**Do this**
Rewrite the listing starting at its first line and ending at the line containing "The difference in height 609 is at (73, 174).", switching "cross sectional" to "cross-sectional" and keeping everything else unchanged. Leave the pictures out.

[Records from a data collection]
● ● ●

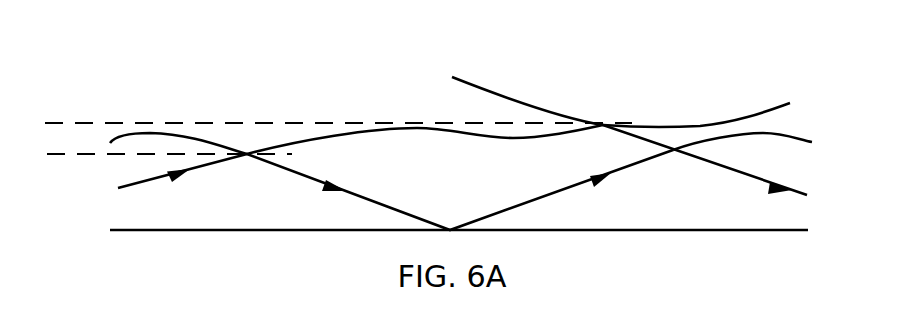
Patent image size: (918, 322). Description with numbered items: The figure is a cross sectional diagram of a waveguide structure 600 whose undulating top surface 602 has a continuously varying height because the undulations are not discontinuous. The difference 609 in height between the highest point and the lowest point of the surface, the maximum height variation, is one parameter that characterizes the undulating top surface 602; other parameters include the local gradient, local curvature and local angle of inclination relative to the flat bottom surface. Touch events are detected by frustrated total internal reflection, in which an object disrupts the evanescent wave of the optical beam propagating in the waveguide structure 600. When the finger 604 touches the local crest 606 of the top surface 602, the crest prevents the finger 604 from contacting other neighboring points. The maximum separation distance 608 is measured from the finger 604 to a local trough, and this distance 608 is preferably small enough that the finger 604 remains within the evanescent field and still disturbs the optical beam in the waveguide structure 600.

The waveguide structure 600 is at (715, 211).
The undulating top surface 602 is at (385, 132).
The finger 604 is at (508, 100).
The local crest 606 is at (607, 124).
The maximum separation distance 608 is at (682, 170).
The difference in height 609 is at (73, 174).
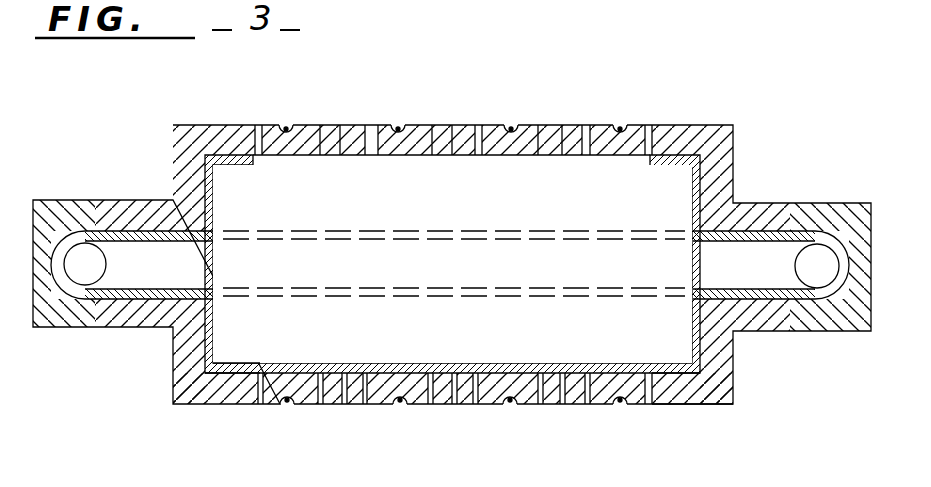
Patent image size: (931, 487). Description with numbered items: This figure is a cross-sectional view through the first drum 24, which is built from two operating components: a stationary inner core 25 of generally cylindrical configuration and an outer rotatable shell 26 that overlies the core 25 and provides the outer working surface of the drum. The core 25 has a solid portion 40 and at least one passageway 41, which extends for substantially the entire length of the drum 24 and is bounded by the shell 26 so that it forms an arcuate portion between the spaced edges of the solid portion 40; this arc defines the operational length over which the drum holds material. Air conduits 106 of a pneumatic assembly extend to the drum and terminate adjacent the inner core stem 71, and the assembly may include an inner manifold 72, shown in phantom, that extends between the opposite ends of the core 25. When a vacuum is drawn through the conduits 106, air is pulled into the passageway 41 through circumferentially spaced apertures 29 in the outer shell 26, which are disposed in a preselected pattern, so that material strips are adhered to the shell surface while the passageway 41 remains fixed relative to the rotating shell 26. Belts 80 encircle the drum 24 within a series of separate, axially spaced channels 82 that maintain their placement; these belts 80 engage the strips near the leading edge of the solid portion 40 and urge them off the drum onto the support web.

The first drum 24 is at (205, 116).
The stationary inner core 25 is at (213, 210).
The outer rotatable shell 26 is at (672, 392).
The apertures 29 is at (257, 128).
The solid portion 40 is at (237, 372).
The passageway 41 is at (395, 182).
The inner core stem 71 is at (167, 300).
The inner manifold 72 is at (352, 296).
The belts 80 is at (286, 124).
The channels 82 is at (613, 126).
The air conduits 106 is at (90, 278).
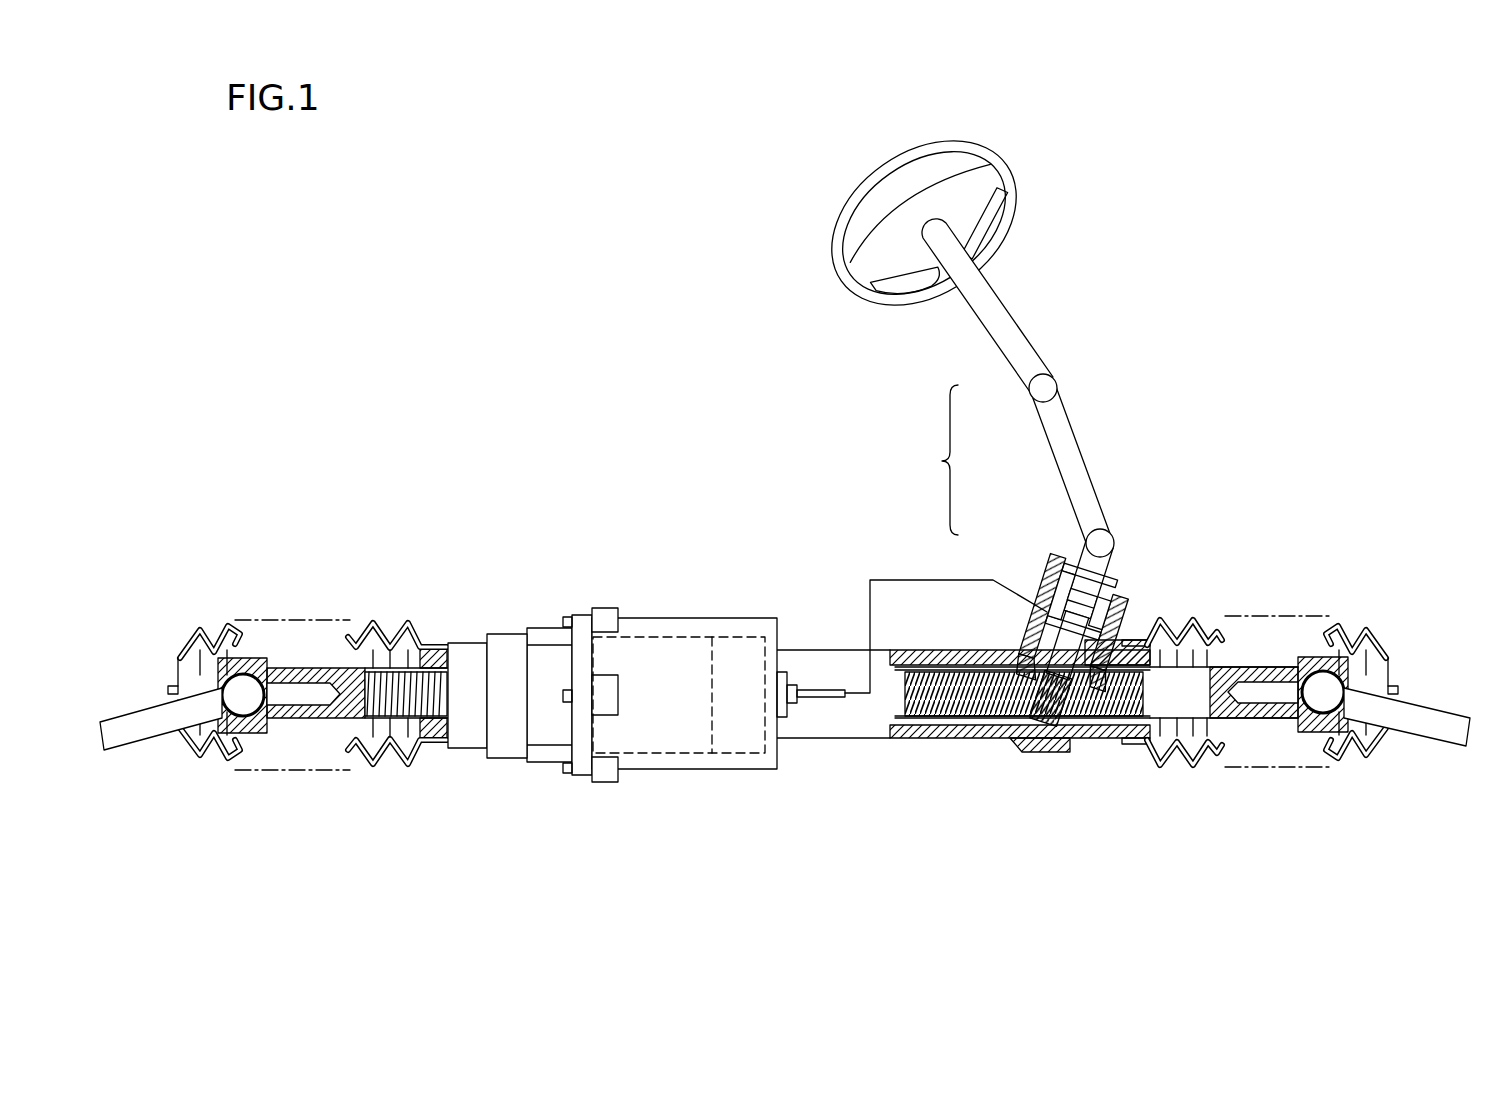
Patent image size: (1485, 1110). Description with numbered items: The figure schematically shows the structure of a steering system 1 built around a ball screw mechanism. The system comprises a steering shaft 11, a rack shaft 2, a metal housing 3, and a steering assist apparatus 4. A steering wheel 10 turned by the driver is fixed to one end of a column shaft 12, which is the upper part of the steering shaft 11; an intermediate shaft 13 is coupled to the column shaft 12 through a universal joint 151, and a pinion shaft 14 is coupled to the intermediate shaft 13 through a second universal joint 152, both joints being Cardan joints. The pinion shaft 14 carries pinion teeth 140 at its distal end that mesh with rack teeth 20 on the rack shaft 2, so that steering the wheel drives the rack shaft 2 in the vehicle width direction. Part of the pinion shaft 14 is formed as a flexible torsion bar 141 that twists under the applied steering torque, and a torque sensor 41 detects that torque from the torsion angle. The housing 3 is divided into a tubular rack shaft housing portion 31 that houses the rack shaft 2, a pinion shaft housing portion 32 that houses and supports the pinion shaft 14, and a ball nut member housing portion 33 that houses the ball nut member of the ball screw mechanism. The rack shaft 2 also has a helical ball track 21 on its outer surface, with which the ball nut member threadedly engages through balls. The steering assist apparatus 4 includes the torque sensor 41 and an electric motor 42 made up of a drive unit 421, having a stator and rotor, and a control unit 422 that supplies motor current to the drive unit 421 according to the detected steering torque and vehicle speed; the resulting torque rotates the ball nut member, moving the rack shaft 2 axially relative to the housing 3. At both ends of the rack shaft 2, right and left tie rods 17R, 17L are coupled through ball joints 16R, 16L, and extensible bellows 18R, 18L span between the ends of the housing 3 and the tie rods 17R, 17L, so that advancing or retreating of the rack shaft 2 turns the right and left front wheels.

The steering system 1 is at (1288, 497).
The steering wheel 10 is at (1005, 178).
The steering shaft 11 is at (935, 460).
The column shaft 12 is at (1015, 370).
The universal joint 151 is at (1037, 393).
The intermediate shaft 13 is at (1050, 438).
The universal joint 152 is at (1095, 542).
The pinion shaft 14 is at (1080, 557).
The torsion bar 141 is at (1047, 593).
The torque sensor 41 is at (1055, 608).
The pinion shaft housing portion 32 is at (1120, 590).
The rack shaft 2 is at (1173, 657).
The rack teeth 20 is at (1083, 715).
The pinion teeth 140 is at (1040, 724).
The rack shaft housing portion 31 is at (853, 740).
The housing 3 is at (551, 608).
The ball nut member housing portion 33 is at (512, 632).
The ball track 21 is at (408, 660).
The steering assist apparatus 4 is at (781, 709).
The electric motor 42 is at (672, 615).
The drive unit 421 is at (688, 745).
The control unit 422 is at (747, 745).
The ball joint 16L is at (1347, 667).
The bellows 18L is at (1392, 652).
The tie rod 17L is at (1412, 723).
The ball joint 16R is at (218, 632).
The bellows 18R is at (178, 657).
The tie rod 17R is at (135, 728).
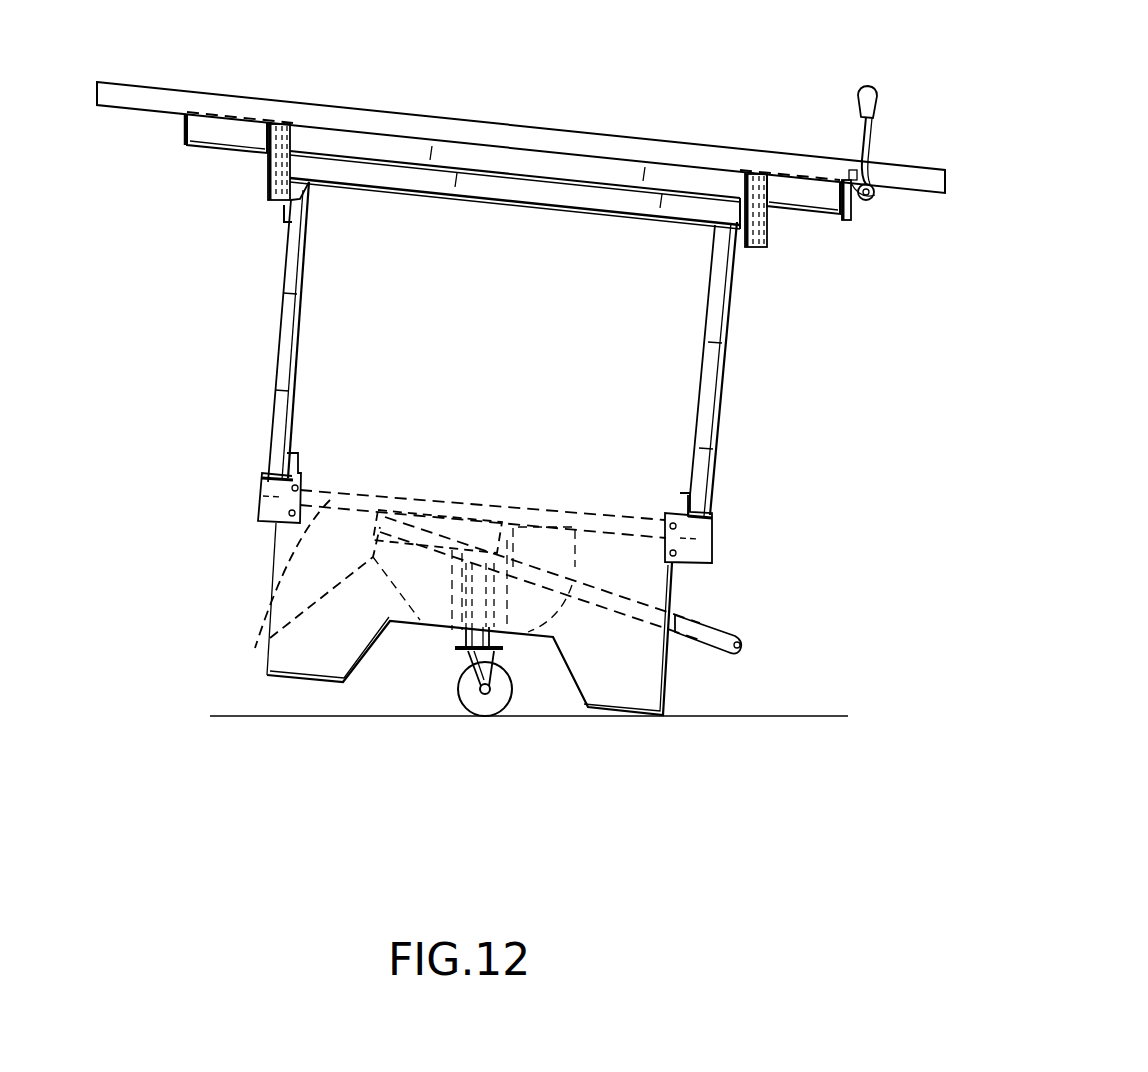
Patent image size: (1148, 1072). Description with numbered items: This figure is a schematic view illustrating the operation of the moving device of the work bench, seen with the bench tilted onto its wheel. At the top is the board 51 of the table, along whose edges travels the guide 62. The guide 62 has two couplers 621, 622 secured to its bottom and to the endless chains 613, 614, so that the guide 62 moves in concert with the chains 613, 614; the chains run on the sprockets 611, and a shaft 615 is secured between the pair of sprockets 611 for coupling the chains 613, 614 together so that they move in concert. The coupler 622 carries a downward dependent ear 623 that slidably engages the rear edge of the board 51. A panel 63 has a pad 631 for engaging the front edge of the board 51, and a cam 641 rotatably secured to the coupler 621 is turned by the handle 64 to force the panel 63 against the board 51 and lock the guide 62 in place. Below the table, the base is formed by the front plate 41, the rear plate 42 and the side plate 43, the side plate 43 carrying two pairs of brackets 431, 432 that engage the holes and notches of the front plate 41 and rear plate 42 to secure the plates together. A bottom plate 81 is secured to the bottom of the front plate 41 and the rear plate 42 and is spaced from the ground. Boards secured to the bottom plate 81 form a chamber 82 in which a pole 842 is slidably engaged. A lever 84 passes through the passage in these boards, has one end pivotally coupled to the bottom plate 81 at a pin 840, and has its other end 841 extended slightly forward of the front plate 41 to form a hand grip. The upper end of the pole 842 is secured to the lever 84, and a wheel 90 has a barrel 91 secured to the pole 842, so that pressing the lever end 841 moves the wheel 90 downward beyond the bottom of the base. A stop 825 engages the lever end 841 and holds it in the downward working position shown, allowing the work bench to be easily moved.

The guide 62 is at (526, 137).
The coupler 622 is at (240, 63).
The coupler 621 is at (790, 115).
The downward dependent ear 623 is at (152, 155).
The board 51 is at (223, 165).
The sprocket 611 is at (268, 188).
The shaft 615 is at (515, 217).
The endless chain 613 is at (757, 247).
The pad 631 is at (554, 257).
The endless chain 614 is at (291, 208).
The panel 63 is at (866, 205).
The cam 641 is at (874, 197).
The handle 64 is at (894, 127).
The rear plate 42 is at (271, 332).
The front plate 41 is at (731, 369).
The bracket 432 is at (250, 519).
The bracket 431 is at (737, 250).
The side plate 43 is at (672, 686).
The lever end 841 is at (722, 607).
The lever 84 is at (483, 506).
The stop 825 is at (536, 533).
The pole 842 is at (459, 515).
The caster column 82 is at (440, 626).
The pin 840 is at (297, 612).
The bottom plate 81 is at (270, 574).
The barrel 91 is at (460, 640).
The wheel 90 is at (473, 734).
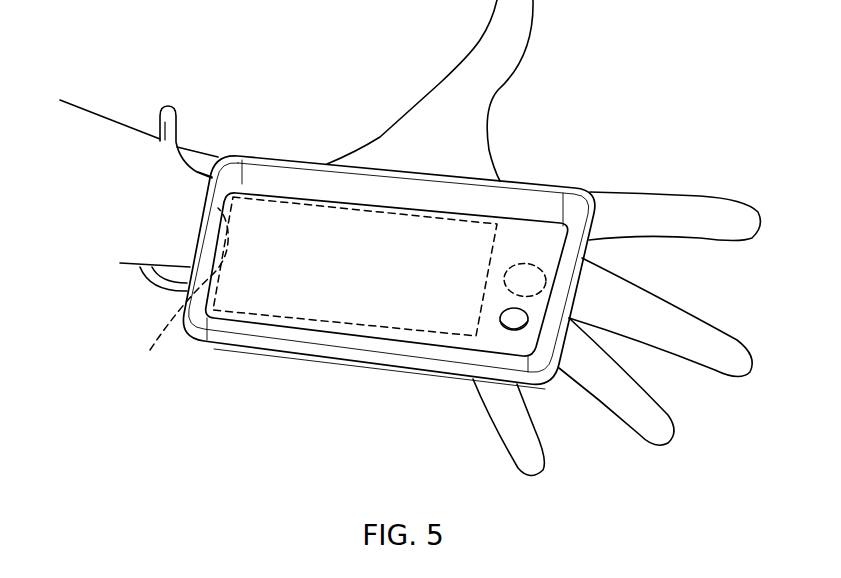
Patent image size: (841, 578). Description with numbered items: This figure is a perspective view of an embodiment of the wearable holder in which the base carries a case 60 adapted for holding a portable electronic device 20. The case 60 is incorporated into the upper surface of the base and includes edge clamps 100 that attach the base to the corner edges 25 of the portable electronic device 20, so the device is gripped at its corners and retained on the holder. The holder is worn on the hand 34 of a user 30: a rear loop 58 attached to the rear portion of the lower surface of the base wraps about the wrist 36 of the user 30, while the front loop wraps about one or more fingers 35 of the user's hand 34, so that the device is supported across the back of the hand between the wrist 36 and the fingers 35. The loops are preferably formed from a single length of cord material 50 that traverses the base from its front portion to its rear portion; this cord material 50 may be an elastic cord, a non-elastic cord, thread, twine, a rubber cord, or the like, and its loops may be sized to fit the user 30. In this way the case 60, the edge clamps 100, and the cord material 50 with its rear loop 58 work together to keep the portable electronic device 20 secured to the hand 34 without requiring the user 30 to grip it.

● ● ●

**Correct result**
Patent image size: (918, 322). Description with numbered items: The figure is a cross-sectional diagram of a waveguide structure 600 whose undulating top surface 602 has a continuously varying height because the undulations are not discontinuous. The difference 609 in height between the highest point and the lowest point of the surface, the maximum height variation, is one parameter that characterizes the undulating top surface 602; other parameters include the local gradient, local curvature and local angle of inclination relative to the flat bottom surface. Touch events are detected by frustrated total internal reflection, in which an object disrupts the evanescent wave of the optical beam propagating in the waveguide structure 600. When the finger 604 touches the local crest 606 of the top surface 602, the crest prevents the finger 604 from contacting other neighboring points. The maximum separation distance 608 is measured from the finger 604 to a local trough, and this distance 608 is preferably small enough that the finger 604 remains within the evanescent field and still disturbs the optical beam in the waveguide structure 600.

The waveguide structure 600 is at (715, 211).
The undulating top surface 602 is at (385, 132).
The finger 604 is at (508, 100).
The local crest 606 is at (607, 124).
The maximum separation distance 608 is at (682, 170).
The difference in height 609 is at (73, 174).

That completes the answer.